Your instructions: Without the pictures, print each of the records below exactly as it appears.

Exercise material:
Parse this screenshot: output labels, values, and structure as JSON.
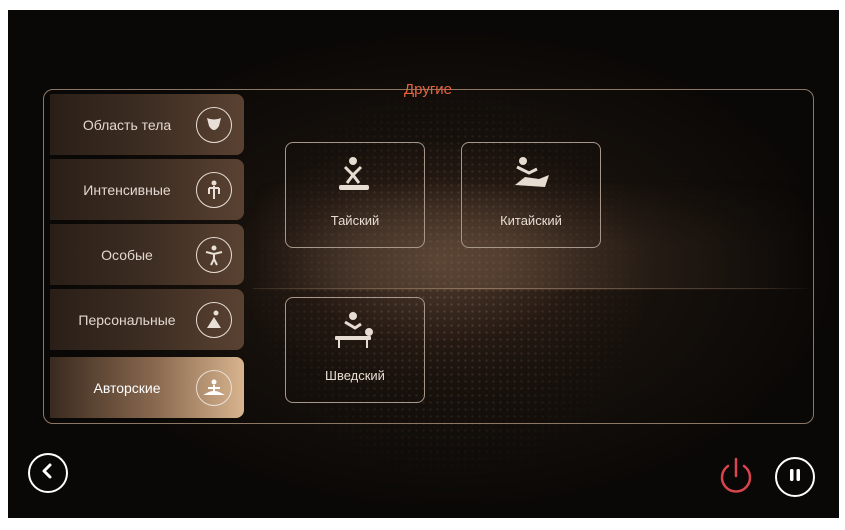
{
  "header": {
    "title": "Другие"
  },
  "sidebar": {
    "tabs": [
      {
        "label": "Область тела",
        "icon": "body-area-icon",
        "active": false
      },
      {
        "label": "Интенсивные",
        "icon": "human-figure-icon",
        "active": false
      },
      {
        "label": "Особые",
        "icon": "stretch-figure-icon",
        "active": false
      },
      {
        "label": "Персональные",
        "icon": "yoga-pose-icon",
        "active": false
      },
      {
        "label": "Авторские",
        "icon": "meditation-icon",
        "active": true
      }
    ]
  },
  "programs": [
    {
      "label": "Тайский",
      "icon": "thai-massage-icon"
    },
    {
      "label": "Китайский",
      "icon": "chinese-massage-icon"
    },
    {
      "label": "Шведский",
      "icon": "swedish-massage-icon"
    }
  ],
  "controls": {
    "back_icon": "chevron-left-icon",
    "power_icon": "power-icon",
    "pause_icon": "pause-icon"
  },
  "colors": {
    "accent": "#e3643c",
    "power": "#d8454c",
    "background": "#0b0908",
    "border": "#8c7765"
  }
}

Result of the exercise:
Parse this screenshot: output labels, values, and structure as JSON.
{
  "header": {
    "title": "Другие"
  },
  "sidebar": {
    "tabs": [
      {
        "label": "Область тела",
        "icon": "body-area-icon",
        "active": false
      },
      {
        "label": "Интенсивные",
        "icon": "human-figure-icon",
        "active": false
      },
      {
        "label": "Особые",
        "icon": "stretch-figure-icon",
        "active": false
      },
      {
        "label": "Персональные",
        "icon": "yoga-pose-icon",
        "active": false
      },
      {
        "label": "Авторские",
        "icon": "meditation-icon",
        "active": true
      }
    ]
  },
  "programs": [
    {
      "label": "Тайский",
      "icon": "thai-massage-icon"
    },
    {
      "label": "Китайский",
      "icon": "chinese-massage-icon"
    },
    {
      "label": "Шведский",
      "icon": "swedish-massage-icon"
    }
  ],
  "controls": {
    "back_icon": "chevron-left-icon",
    "power_icon": "power-icon",
    "pause_icon": "pause-icon"
  },
  "colors": {
    "accent": "#e3643c",
    "power": "#d8454c",
    "background": "#0b0908",
    "border": "#8c7765"
  }
}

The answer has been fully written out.